■ Exercises:
a) Reproduce everything in the geology photo notes from "The third shows" down to "Dec. 21, 2004.".
b) Please render everything in the entries, from their start down to the line containing "data-point: [155, 628, 160, 633]", as a Markdown table with a Row column for the line's number and a Line column for its text, omitting blank lines.

■ Quoted text:
□ □ □ □ □ □ □

|2004||Burkholder Quarry, Pennsylvania
Skytop Roadcut, Pennsylvania
Natural Bridges, Kentucky
These are photos from the Burkholder Quarry, operated by the Martin Limestone Company, in New Holland, Pennsylvania. I was doing a geophysical survey along the south wall of the quarry but we were allowed to go in to look around at the end of the work, on August 17, 2004. The photos show Triassic (?) diabase dikes intruding into the Ordovician Epler Formation (limestone).
The first shot shows a pair of dikes exposed in the south wall of the quarry, and the second is a closeup of the one on the left. I collected this specimen (dbq1) here.
The third shows another dike in the north wall, and the fourth is a closeup of contact of the dike (top) and the limestone (bottom). I collected this specimen (dbq2) here.
The last photo shows how folded some of the limestone is in the quarry (in the northwest corner of the quarry).
||These are photos from the Skytop roadcut at Bald Eagle Mountain, Centre County, PA. It is part of the I-99 project in the State College area. I visited the site on a fieldtrip with the participants of the Conference on Principles of Acid Pollution Control Along Highways on Dec. 21, 2004.
The first photo shows an overview of the entire roadcut. The stratigraphy there consists of the Ordovician Bald Eagle Formation (left), the Ordovician Juniata Formation, and the Silurian Tuscarora Formation (right).

□ □ □ □ □ □ □

Data pulled from a collection:
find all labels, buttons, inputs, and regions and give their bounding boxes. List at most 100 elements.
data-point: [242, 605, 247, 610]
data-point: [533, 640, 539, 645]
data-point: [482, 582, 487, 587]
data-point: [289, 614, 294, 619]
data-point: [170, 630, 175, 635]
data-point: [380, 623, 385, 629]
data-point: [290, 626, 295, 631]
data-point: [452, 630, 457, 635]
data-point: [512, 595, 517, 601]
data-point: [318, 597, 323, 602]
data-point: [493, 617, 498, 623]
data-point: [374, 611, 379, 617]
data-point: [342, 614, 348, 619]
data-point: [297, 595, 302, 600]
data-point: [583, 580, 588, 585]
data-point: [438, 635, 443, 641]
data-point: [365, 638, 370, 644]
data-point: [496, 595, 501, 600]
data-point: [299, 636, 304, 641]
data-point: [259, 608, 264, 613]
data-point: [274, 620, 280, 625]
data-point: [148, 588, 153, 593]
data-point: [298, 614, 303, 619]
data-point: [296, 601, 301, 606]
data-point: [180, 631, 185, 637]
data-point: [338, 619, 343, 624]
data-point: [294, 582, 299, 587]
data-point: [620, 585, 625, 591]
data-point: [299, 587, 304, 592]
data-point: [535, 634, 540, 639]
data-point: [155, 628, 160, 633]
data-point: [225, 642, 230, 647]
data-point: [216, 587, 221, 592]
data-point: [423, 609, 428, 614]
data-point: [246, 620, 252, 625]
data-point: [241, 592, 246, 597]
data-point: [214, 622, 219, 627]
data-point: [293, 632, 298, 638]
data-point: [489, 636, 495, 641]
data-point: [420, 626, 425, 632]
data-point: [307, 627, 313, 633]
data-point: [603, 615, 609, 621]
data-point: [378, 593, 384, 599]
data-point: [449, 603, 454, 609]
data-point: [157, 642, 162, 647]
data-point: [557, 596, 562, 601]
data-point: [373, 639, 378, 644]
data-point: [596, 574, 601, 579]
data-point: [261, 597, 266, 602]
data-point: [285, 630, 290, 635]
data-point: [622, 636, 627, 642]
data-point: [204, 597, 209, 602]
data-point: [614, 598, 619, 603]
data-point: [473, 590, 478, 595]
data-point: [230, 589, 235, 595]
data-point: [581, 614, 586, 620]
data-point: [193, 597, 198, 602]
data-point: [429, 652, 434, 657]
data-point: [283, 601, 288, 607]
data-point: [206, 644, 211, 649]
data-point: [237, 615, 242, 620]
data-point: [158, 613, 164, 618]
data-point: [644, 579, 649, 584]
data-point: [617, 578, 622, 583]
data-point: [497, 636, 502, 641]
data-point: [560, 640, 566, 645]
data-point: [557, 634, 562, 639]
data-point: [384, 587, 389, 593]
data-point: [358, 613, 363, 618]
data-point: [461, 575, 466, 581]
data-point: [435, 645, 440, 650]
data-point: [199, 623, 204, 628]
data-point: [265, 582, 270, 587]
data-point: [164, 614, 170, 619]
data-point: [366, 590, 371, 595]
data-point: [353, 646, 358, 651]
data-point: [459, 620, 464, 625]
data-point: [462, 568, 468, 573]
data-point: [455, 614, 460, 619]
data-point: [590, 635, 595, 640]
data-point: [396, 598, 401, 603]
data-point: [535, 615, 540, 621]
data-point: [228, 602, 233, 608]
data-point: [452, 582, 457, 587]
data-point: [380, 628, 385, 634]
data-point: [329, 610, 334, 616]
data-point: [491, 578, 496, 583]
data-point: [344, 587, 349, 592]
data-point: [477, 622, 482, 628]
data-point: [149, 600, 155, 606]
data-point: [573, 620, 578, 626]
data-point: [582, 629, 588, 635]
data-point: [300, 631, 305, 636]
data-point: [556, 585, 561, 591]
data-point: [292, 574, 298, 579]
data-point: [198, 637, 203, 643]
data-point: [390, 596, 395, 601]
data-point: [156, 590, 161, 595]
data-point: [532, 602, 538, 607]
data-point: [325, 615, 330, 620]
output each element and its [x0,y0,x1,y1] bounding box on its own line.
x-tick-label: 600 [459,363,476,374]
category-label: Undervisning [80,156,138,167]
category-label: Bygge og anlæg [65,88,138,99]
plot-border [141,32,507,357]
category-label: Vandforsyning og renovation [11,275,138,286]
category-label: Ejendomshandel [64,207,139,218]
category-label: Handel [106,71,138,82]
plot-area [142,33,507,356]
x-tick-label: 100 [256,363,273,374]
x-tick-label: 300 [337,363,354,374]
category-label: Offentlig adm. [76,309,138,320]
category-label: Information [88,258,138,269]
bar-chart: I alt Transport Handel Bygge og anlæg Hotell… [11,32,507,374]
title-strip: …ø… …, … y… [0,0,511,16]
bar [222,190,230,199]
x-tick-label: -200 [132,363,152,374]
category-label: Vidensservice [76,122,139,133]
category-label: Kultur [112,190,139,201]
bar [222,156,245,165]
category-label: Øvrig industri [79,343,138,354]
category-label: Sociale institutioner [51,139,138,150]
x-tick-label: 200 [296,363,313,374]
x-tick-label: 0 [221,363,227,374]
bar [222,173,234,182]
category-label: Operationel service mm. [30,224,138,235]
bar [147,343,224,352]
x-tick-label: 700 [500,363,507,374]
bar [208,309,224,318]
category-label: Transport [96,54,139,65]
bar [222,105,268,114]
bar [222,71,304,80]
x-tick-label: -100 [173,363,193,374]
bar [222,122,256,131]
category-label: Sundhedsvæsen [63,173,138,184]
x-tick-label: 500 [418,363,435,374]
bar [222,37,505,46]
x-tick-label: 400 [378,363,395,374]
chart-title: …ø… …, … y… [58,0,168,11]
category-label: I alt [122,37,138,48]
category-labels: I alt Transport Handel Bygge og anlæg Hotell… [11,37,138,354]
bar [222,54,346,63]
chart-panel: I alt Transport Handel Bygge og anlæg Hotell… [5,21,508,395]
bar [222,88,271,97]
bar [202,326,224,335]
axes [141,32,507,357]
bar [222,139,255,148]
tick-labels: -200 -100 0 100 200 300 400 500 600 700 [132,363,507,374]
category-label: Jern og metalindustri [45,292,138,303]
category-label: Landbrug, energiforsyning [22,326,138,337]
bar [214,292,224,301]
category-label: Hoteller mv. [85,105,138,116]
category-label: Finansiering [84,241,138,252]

□ □ □ □ □ □ □

■ Complete answers:
a)
The third shows another dike in the north wall, and the fourth is a closeup of contact of the dike (top) and the limestone (bottom). I collected this specimen (dbq2) here.
The last photo shows how folded some of the limestone is in the quarry (in the northwest corner of the quarry).
||These are photos from the Skytop roadcut at Bald Eagle Mountain, Centre County, PA. It is part of the I-99 project in the State College area. I visited the site on a fieldtrip with the participants of the Conference on Principles of Acid Pollution Control Along Highways on Dec. 21, 2004.

b)
| Row | Line |
|---|---|
| 1 | find all labels, buttons, inputs, and regions and give their bounding boxes. List at most 100 elements. |
| 2 | data-point: [242, 605, 247, 610] |
| 3 | data-point: [533, 640, 539, 645] |
| 4 | data-point: [482, 582, 487, 587] |
| 5 | data-point: [289, 614, 294, 619] |
| 6 | data-point: [170, 630, 175, 635] |
| 7 | data-point: [380, 623, 385, 629] |
| 8 | data-point: [290, 626, 295, 631] |
| 9 | data-point: [452, 630, 457, 635] |
| 10 | data-point: [512, 595, 517, 601] |
| 11 | data-point: [318, 597, 323, 602] |
| 12 | data-point: [493, 617, 498, 623] |
| 13 | data-point: [374, 611, 379, 617] |
| 14 | data-point: [342, 614, 348, 619] |
| 15 | data-point: [297, 595, 302, 600] |
| 16 | data-point: [583, 580, 588, 585] |
| 17 | data-point: [438, 635, 443, 641] |
| 18 | data-point: [365, 638, 370, 644] |
| 19 | data-point: [496, 595, 501, 600] |
| 20 | data-point: [299, 636, 304, 641] |
| 21 | data-point: [259, 608, 264, 613] |
| 22 | data-point: [274, 620, 280, 625] |
| 23 | data-point: [148, 588, 153, 593] |
| 24 | data-point: [298, 614, 303, 619] |
| 25 | data-point: [296, 601, 301, 606] |
| 26 | data-point: [180, 631, 185, 637] |
| 27 | data-point: [338, 619, 343, 624] |
| 28 | data-point: [294, 582, 299, 587] |
| 29 | data-point: [620, 585, 625, 591] |
| 30 | data-point: [299, 587, 304, 592] |
| 31 | data-point: [535, 634, 540, 639] |
| 32 | data-point: [155, 628, 160, 633] |